Starting with the line that contains "Circle shape — [11, 12, 61, 62]" and going on through the line that contains "Text: Reducing Guidelines" in the records below, express those lines as a Markdown table with the columns Row and Line, numbering each row and leaving out any blank lines.

Data rows
***

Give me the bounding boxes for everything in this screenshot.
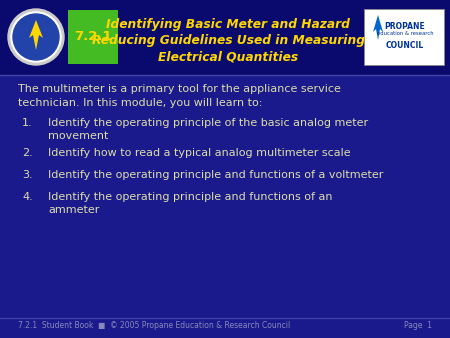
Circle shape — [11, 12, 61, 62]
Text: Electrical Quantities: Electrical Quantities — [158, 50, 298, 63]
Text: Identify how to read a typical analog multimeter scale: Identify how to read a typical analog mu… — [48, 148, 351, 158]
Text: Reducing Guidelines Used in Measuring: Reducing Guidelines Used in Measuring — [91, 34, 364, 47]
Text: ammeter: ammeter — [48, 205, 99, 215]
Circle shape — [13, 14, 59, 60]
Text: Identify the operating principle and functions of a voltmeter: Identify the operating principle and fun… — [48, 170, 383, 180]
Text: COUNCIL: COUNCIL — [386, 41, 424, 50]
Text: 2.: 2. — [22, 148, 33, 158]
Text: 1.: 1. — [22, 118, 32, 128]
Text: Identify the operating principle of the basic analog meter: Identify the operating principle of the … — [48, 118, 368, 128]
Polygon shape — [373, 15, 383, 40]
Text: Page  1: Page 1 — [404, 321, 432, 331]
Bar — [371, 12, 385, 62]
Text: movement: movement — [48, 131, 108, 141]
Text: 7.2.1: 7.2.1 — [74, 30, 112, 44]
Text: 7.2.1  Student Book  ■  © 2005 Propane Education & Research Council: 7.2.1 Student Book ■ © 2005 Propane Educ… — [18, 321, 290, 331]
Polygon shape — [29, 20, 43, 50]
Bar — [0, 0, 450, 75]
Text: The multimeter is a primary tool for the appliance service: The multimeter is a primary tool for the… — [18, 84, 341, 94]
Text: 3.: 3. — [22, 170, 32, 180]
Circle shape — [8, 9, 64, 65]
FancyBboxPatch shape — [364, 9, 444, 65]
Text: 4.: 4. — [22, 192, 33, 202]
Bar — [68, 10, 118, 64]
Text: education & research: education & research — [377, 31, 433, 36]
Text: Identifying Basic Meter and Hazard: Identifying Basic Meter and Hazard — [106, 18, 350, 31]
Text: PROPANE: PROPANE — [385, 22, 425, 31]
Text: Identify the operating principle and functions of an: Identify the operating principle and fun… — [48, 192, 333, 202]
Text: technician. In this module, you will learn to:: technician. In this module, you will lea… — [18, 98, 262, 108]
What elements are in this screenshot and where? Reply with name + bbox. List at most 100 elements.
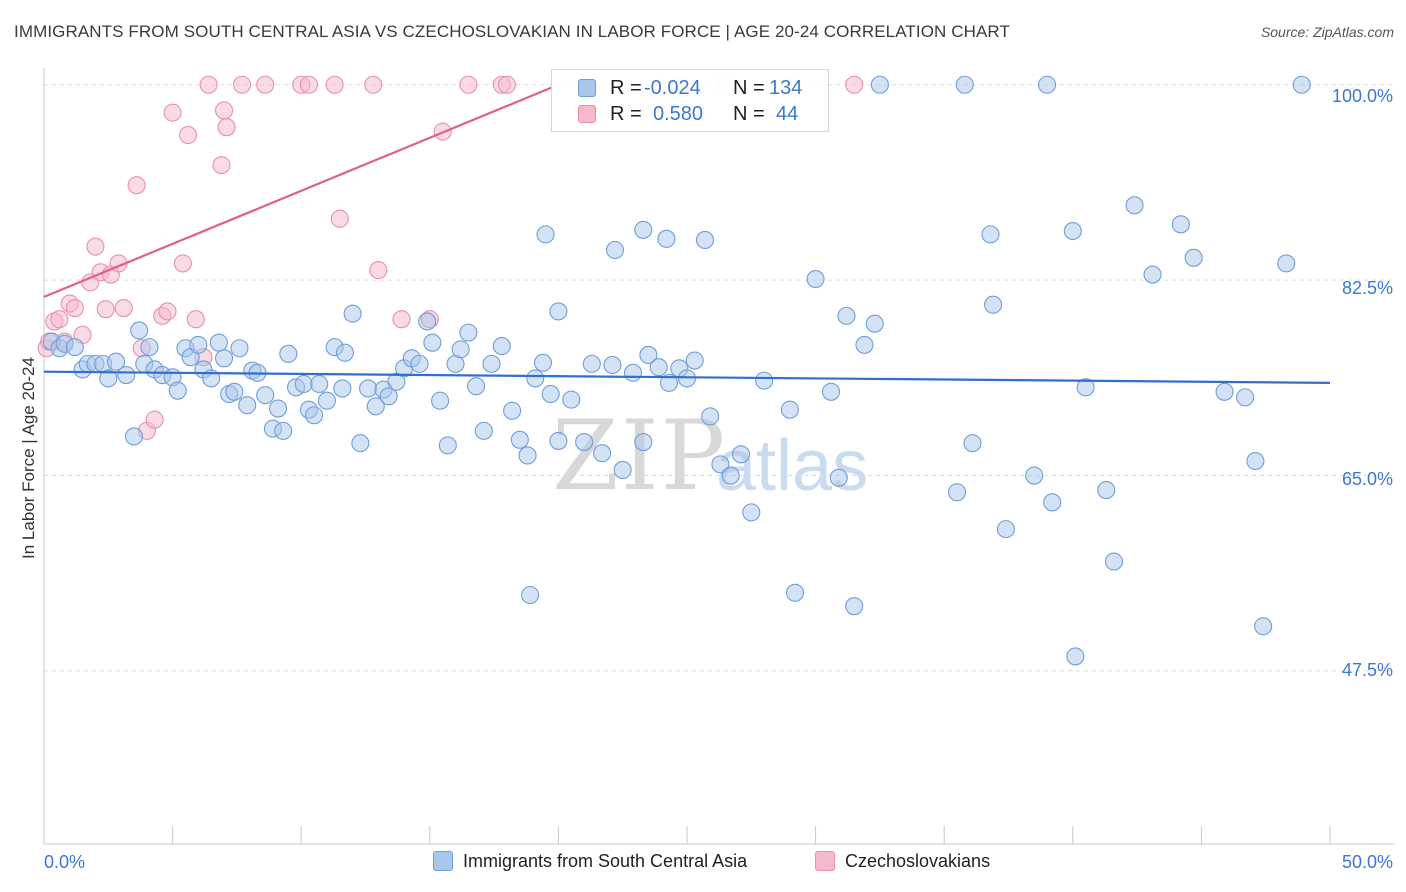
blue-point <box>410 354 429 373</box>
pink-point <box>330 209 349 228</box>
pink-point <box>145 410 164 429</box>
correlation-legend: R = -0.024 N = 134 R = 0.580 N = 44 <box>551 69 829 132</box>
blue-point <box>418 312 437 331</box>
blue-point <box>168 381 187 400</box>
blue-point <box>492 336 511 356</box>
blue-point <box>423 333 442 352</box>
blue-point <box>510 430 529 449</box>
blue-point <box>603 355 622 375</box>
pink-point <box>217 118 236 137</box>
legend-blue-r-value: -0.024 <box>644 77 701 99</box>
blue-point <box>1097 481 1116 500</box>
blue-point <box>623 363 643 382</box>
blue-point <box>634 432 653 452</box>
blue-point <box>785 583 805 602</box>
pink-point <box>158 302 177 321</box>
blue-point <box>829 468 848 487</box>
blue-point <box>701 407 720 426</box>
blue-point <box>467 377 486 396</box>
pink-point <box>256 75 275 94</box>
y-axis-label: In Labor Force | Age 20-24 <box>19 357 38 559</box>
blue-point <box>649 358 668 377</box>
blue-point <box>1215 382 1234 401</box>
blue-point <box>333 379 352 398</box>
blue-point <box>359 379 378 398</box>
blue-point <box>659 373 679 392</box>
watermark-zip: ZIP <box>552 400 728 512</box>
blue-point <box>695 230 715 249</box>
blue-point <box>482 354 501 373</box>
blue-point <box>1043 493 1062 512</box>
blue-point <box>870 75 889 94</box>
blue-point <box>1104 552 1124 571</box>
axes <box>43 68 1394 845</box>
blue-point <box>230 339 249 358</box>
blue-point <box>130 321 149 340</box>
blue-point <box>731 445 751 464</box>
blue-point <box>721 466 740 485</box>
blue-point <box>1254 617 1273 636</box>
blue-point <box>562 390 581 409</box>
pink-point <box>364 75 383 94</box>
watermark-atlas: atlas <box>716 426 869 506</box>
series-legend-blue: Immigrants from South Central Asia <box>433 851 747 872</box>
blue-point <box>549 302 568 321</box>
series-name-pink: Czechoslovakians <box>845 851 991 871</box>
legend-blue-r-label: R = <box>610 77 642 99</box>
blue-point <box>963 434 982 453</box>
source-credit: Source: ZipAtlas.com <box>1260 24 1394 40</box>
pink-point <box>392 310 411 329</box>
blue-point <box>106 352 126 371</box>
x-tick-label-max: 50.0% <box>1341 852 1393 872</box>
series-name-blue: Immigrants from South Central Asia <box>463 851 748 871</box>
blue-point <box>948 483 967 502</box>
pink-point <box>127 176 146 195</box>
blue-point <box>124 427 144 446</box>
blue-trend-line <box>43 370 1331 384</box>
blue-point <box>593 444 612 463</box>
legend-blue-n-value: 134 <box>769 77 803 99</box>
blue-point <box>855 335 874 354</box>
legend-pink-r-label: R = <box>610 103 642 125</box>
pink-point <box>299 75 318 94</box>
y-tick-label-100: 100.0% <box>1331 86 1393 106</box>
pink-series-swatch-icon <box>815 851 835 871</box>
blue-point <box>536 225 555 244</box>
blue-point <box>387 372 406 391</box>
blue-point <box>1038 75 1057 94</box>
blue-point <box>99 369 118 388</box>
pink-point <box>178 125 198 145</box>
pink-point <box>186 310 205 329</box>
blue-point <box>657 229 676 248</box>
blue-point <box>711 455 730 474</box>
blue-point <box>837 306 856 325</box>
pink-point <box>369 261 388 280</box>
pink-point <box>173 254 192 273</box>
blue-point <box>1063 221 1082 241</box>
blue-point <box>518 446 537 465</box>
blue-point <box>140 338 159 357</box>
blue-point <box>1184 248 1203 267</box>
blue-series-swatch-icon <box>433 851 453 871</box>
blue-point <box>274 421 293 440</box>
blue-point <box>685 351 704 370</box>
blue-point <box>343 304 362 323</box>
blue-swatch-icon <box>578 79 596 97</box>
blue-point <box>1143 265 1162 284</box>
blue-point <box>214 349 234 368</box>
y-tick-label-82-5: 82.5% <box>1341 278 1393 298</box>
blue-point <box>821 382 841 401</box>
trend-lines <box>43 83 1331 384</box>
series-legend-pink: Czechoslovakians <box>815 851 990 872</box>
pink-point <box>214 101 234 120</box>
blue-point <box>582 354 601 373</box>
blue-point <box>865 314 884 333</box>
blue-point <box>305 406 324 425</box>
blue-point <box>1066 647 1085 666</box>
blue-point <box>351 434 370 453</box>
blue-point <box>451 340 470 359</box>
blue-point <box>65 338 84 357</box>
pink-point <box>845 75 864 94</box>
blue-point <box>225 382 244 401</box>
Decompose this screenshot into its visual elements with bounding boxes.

***

Solution
| Row | Line |
|---|---|
| 1 | Circle shape — [11, 12, 61, 62] |
| 2 | Text: Electrical Quantities: Electrical Quantities — [158, 50, 298, 63] |
| 3 | Text: Identify how to read a typical analog multimeter scale: Identify how to read a typical analog mu… — [48, 148, 351, 158] |
| 4 | Text: Reducing Guidelines Used in Measuring: Reducing Guidelines Used in Measuring — [91, 34, 364, 47] |